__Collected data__
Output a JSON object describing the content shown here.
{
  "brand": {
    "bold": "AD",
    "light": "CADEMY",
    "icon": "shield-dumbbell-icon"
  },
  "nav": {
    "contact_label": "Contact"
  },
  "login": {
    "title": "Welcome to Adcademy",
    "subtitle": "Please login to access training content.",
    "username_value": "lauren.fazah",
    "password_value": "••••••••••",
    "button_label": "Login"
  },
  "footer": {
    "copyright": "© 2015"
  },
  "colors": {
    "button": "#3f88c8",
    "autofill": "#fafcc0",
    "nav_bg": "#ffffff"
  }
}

__SET PROBLEM__
Word for word, write out all of the data above.

__PROBLEM SOLUTION__
Output a JSON object describing the content shown here.
{
  "brand": {
    "bold": "AD",
    "light": "CADEMY",
    "icon": "shield-dumbbell-icon"
  },
  "nav": {
    "contact_label": "Contact"
  },
  "login": {
    "title": "Welcome to Adcademy",
    "subtitle": "Please login to access training content.",
    "username_value": "lauren.fazah",
    "password_value": "••••••••••",
    "button_label": "Login"
  },
  "footer": {
    "copyright": "© 2015"
  },
  "colors": {
    "button": "#3f88c8",
    "autofill": "#fafcc0",
    "nav_bg": "#ffffff"
  }
}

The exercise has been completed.